(GOAL OF THE EXERCISE)
In the material below, find each line holding the string "block" and copy it.

======== DATASET ENTRIES

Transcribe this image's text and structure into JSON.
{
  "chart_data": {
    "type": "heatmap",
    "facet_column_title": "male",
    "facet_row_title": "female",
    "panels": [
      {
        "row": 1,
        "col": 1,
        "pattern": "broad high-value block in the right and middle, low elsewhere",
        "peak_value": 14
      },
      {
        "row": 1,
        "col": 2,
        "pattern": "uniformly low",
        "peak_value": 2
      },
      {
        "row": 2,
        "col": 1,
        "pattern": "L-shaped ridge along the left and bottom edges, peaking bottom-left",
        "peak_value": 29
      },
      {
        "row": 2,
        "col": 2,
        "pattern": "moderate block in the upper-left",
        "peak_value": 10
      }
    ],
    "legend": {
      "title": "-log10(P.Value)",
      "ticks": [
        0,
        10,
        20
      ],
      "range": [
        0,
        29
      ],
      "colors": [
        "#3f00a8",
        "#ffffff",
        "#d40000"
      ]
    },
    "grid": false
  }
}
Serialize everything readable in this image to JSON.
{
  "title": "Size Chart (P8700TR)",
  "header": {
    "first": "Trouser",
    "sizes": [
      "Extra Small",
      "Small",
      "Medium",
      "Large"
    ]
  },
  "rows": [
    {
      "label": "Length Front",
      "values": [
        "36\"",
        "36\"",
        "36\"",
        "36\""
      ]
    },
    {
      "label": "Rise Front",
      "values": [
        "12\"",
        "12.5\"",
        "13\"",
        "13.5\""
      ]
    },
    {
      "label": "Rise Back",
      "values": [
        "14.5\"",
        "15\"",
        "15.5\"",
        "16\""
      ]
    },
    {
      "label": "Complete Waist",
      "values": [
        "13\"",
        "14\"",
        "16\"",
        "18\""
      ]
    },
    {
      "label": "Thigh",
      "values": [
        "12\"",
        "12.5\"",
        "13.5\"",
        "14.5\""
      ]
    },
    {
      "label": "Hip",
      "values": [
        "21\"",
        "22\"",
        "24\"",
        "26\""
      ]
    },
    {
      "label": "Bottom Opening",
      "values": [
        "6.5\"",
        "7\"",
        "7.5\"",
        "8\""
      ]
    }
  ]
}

================

(RESPONSE BELOW)
        "pattern": "broad high-value block in the right and middle, low elsewhere",
        "pattern": "moderate block in the upper-left",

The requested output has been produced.